### [Requirements]
Could you transcribe the material below exactly, without leaving out a single line?

** START Extracted data **

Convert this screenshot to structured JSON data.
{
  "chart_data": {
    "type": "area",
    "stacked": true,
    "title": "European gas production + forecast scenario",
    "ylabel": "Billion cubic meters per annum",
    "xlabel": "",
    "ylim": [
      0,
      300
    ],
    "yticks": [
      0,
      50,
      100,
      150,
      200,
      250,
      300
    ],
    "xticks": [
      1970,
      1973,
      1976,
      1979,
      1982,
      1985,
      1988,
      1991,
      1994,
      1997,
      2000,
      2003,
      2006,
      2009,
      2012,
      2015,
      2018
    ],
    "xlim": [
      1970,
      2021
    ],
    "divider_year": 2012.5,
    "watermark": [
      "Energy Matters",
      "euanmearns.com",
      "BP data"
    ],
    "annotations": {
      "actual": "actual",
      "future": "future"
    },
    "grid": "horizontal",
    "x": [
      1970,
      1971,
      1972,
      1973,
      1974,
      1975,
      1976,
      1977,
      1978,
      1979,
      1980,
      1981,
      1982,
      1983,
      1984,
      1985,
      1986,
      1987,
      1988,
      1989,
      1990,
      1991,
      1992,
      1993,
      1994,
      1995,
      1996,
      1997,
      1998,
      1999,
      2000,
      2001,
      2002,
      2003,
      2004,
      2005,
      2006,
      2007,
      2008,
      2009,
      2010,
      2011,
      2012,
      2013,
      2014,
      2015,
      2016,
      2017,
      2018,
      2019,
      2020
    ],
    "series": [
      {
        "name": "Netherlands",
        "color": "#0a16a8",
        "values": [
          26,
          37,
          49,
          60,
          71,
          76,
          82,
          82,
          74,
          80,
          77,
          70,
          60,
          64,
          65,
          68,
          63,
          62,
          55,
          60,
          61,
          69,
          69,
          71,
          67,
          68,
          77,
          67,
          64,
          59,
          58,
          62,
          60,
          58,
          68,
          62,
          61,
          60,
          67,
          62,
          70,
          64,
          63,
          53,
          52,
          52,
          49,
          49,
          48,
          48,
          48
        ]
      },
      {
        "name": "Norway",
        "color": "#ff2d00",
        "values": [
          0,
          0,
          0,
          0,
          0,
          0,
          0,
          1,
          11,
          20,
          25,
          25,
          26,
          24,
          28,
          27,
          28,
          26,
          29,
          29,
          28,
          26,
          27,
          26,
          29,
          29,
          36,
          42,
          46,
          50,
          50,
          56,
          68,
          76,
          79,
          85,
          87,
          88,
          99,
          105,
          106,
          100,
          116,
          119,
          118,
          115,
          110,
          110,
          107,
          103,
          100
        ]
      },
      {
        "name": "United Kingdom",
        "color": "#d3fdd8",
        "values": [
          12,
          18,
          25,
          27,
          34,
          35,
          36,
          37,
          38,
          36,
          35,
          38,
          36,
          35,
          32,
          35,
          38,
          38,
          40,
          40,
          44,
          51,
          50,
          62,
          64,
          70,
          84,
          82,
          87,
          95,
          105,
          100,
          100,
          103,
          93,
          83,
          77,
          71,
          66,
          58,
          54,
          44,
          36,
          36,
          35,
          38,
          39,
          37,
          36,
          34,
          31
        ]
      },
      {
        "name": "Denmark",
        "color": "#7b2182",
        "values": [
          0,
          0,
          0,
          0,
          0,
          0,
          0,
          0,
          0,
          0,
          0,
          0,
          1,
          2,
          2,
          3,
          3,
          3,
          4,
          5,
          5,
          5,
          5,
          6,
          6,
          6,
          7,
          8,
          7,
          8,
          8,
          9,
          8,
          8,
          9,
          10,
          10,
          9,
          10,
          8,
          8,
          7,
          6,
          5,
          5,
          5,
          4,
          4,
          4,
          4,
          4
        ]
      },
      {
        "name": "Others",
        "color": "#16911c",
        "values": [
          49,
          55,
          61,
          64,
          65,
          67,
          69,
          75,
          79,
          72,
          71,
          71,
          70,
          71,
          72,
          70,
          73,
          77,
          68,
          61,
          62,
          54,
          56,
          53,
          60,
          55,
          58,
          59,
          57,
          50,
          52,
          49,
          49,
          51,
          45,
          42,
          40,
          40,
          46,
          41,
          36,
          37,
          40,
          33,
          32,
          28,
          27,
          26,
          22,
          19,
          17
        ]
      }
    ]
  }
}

** END Extracted data **

### [Reply to the task]
Convert this screenshot to structured JSON data.
{
  "chart_data": {
    "type": "area",
    "stacked": true,
    "title": "European gas production + forecast scenario",
    "ylabel": "Billion cubic meters per annum",
    "xlabel": "",
    "ylim": [
      0,
      300
    ],
    "yticks": [
      0,
      50,
      100,
      150,
      200,
      250,
      300
    ],
    "xticks": [
      1970,
      1973,
      1976,
      1979,
      1982,
      1985,
      1988,
      1991,
      1994,
      1997,
      2000,
      2003,
      2006,
      2009,
      2012,
      2015,
      2018
    ],
    "xlim": [
      1970,
      2021
    ],
    "divider_year": 2012.5,
    "watermark": [
      "Energy Matters",
      "euanmearns.com",
      "BP data"
    ],
    "annotations": {
      "actual": "actual",
      "future": "future"
    },
    "grid": "horizontal",
    "x": [
      1970,
      1971,
      1972,
      1973,
      1974,
      1975,
      1976,
      1977,
      1978,
      1979,
      1980,
      1981,
      1982,
      1983,
      1984,
      1985,
      1986,
      1987,
      1988,
      1989,
      1990,
      1991,
      1992,
      1993,
      1994,
      1995,
      1996,
      1997,
      1998,
      1999,
      2000,
      2001,
      2002,
      2003,
      2004,
      2005,
      2006,
      2007,
      2008,
      2009,
      2010,
      2011,
      2012,
      2013,
      2014,
      2015,
      2016,
      2017,
      2018,
      2019,
      2020
    ],
    "series": [
      {
        "name": "Netherlands",
        "color": "#0a16a8",
        "values": [
          26,
          37,
          49,
          60,
          71,
          76,
          82,
          82,
          74,
          80,
          77,
          70,
          60,
          64,
          65,
          68,
          63,
          62,
          55,
          60,
          61,
          69,
          69,
          71,
          67,
          68,
          77,
          67,
          64,
          59,
          58,
          62,
          60,
          58,
          68,
          62,
          61,
          60,
          67,
          62,
          70,
          64,
          63,
          53,
          52,
          52,
          49,
          49,
          48,
          48,
          48
        ]
      },
      {
        "name": "Norway",
        "color": "#ff2d00",
        "values": [
          0,
          0,
          0,
          0,
          0,
          0,
          0,
          1,
          11,
          20,
          25,
          25,
          26,
          24,
          28,
          27,
          28,
          26,
          29,
          29,
          28,
          26,
          27,
          26,
          29,
          29,
          36,
          42,
          46,
          50,
          50,
          56,
          68,
          76,
          79,
          85,
          87,
          88,
          99,
          105,
          106,
          100,
          116,
          119,
          118,
          115,
          110,
          110,
          107,
          103,
          100
        ]
      },
      {
        "name": "United Kingdom",
        "color": "#d3fdd8",
        "values": [
          12,
          18,
          25,
          27,
          34,
          35,
          36,
          37,
          38,
          36,
          35,
          38,
          36,
          35,
          32,
          35,
          38,
          38,
          40,
          40,
          44,
          51,
          50,
          62,
          64,
          70,
          84,
          82,
          87,
          95,
          105,
          100,
          100,
          103,
          93,
          83,
          77,
          71,
          66,
          58,
          54,
          44,
          36,
          36,
          35,
          38,
          39,
          37,
          36,
          34,
          31
        ]
      },
      {
        "name": "Denmark",
        "color": "#7b2182",
        "values": [
          0,
          0,
          0,
          0,
          0,
          0,
          0,
          0,
          0,
          0,
          0,
          0,
          1,
          2,
          2,
          3,
          3,
          3,
          4,
          5,
          5,
          5,
          5,
          6,
          6,
          6,
          7,
          8,
          7,
          8,
          8,
          9,
          8,
          8,
          9,
          10,
          10,
          9,
          10,
          8,
          8,
          7,
          6,
          5,
          5,
          5,
          4,
          4,
          4,
          4,
          4
        ]
      },
      {
        "name": "Others",
        "color": "#16911c",
        "values": [
          49,
          55,
          61,
          64,
          65,
          67,
          69,
          75,
          79,
          72,
          71,
          71,
          70,
          71,
          72,
          70,
          73,
          77,
          68,
          61,
          62,
          54,
          56,
          53,
          60,
          55,
          58,
          59,
          57,
          50,
          52,
          49,
          49,
          51,
          45,
          42,
          40,
          40,
          46,
          41,
          36,
          37,
          40,
          33,
          32,
          28,
          27,
          26,
          22,
          19,
          17
        ]
      }
    ]
  }
}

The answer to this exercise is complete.